◆ **Set exercise**
Pull every line containing the word "image" from the records.

========================================================================

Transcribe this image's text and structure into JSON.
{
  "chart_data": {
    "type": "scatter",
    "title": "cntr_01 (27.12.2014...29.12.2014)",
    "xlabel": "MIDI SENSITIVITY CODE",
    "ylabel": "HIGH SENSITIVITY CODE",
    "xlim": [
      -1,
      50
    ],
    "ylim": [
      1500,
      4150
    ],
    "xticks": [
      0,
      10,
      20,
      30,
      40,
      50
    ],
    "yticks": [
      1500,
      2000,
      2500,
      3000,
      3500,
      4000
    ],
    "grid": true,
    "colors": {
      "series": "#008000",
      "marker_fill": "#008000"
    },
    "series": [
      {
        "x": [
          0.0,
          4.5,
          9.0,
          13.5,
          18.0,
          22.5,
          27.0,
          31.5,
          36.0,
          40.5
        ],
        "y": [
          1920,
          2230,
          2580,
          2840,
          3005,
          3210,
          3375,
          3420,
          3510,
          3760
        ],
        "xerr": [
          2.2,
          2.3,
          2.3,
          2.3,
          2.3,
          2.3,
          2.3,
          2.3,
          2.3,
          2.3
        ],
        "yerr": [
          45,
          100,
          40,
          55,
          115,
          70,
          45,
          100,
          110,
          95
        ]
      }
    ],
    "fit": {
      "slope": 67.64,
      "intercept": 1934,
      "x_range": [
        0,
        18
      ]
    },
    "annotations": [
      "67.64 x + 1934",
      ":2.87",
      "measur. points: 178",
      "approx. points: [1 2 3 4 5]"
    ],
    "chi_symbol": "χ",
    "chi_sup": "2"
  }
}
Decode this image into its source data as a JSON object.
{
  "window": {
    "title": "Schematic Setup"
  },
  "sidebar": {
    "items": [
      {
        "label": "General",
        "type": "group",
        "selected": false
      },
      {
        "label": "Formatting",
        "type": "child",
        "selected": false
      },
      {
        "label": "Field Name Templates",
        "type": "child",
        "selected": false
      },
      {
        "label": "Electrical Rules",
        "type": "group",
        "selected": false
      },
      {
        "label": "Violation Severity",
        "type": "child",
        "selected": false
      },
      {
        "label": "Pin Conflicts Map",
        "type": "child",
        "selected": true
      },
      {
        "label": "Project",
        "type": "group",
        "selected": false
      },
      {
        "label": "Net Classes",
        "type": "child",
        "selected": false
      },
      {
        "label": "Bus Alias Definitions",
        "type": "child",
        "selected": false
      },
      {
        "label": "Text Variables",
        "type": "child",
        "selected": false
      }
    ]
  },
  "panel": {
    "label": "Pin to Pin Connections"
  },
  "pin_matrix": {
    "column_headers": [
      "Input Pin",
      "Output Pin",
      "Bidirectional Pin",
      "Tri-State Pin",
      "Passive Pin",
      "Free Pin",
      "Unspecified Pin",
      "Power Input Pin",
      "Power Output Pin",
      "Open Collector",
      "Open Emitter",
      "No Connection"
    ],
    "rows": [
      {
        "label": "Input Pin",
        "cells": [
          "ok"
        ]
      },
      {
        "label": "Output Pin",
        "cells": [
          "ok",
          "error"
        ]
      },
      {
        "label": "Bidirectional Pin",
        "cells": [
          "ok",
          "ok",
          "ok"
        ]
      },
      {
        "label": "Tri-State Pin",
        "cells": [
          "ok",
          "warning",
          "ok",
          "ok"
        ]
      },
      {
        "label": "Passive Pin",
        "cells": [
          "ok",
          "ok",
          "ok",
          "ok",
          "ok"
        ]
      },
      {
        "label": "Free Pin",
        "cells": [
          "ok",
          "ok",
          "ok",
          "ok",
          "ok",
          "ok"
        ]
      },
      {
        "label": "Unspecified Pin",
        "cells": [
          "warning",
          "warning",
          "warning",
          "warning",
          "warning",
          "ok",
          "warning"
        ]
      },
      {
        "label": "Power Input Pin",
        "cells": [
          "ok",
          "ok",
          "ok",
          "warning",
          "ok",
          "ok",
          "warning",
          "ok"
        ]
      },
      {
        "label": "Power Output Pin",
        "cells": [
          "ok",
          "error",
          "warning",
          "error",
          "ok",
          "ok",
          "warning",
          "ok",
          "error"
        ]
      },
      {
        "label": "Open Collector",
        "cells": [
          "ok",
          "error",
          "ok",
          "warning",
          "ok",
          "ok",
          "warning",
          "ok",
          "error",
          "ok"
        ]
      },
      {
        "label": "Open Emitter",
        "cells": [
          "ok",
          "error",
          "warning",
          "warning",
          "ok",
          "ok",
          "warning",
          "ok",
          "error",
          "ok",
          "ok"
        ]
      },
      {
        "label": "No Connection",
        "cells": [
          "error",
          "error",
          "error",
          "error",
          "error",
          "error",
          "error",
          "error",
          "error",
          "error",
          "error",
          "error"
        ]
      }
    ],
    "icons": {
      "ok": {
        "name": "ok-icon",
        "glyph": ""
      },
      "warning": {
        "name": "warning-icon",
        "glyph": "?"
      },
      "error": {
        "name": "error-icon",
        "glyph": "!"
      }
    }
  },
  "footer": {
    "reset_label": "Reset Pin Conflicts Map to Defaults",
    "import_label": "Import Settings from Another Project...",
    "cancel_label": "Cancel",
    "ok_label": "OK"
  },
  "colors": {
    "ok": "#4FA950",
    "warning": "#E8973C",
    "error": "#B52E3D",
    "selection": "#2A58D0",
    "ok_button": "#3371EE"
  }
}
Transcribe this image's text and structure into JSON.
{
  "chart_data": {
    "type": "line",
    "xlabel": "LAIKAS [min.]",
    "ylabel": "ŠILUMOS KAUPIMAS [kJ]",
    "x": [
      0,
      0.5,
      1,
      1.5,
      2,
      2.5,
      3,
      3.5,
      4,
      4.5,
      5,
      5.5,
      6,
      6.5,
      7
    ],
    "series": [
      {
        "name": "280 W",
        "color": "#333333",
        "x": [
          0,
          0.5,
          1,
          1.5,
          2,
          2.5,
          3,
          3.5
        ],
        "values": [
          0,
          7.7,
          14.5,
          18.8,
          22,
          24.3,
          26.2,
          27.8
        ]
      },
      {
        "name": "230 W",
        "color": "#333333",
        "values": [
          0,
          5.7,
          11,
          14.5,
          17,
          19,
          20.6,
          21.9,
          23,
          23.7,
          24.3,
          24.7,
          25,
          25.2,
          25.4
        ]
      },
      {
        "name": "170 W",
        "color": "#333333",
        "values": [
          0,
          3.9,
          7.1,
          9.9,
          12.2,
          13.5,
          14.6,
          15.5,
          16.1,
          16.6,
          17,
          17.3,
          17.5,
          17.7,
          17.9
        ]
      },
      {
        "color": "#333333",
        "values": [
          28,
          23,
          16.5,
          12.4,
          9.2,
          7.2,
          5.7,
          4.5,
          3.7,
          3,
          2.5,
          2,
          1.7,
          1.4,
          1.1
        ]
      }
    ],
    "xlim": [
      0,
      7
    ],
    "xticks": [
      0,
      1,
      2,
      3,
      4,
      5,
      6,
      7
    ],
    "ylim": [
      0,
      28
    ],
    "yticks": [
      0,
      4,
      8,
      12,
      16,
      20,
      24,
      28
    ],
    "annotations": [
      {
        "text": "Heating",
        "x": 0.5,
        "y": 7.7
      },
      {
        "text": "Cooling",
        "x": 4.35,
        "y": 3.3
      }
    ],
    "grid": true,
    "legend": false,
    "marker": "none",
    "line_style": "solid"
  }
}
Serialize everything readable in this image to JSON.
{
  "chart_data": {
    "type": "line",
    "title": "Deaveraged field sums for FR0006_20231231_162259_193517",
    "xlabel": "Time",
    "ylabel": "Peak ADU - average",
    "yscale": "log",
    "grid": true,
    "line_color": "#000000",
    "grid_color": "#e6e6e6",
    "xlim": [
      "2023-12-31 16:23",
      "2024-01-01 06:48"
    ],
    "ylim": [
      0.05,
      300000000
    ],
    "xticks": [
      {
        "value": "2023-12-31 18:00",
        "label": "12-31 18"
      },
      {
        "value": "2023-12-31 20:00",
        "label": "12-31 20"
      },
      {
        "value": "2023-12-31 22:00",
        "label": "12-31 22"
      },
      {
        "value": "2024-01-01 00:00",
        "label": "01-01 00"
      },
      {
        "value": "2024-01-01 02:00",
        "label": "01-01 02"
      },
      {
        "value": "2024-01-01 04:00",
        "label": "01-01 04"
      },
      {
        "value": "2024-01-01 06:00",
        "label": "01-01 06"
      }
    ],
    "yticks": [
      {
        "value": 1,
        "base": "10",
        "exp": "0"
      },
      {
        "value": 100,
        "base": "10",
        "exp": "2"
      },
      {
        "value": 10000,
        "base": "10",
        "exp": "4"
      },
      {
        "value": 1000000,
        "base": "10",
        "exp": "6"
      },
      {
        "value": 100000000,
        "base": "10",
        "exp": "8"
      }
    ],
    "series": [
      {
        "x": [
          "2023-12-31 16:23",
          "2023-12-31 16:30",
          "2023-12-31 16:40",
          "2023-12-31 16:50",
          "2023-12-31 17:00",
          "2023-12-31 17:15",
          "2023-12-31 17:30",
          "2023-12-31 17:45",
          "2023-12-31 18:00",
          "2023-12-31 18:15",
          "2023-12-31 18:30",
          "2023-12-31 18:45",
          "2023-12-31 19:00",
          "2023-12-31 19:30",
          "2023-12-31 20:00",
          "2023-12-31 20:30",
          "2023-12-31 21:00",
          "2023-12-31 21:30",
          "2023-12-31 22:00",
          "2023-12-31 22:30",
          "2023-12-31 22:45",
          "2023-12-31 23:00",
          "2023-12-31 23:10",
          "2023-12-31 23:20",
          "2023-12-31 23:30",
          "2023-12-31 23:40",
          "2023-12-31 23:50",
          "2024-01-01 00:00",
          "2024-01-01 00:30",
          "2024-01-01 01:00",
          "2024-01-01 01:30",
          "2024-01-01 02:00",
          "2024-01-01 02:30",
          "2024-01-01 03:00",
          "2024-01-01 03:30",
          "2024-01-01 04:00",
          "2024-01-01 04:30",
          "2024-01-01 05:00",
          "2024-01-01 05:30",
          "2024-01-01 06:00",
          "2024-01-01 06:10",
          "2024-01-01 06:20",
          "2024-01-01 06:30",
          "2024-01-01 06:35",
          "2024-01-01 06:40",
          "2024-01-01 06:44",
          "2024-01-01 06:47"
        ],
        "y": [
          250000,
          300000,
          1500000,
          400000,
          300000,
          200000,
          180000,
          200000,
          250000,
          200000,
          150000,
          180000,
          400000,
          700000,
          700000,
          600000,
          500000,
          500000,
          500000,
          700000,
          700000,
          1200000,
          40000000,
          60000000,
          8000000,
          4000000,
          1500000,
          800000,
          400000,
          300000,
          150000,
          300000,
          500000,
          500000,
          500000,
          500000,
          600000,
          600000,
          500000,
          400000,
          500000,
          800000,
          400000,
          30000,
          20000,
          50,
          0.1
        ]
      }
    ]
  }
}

========================================================================

◆ **Exercise result**
Transcribe this image's text and structure into JSON.
Decode this image into its source data as a JSON object.
Transcribe this image's text and structure into JSON.
Serialize everything readable in this image to JSON.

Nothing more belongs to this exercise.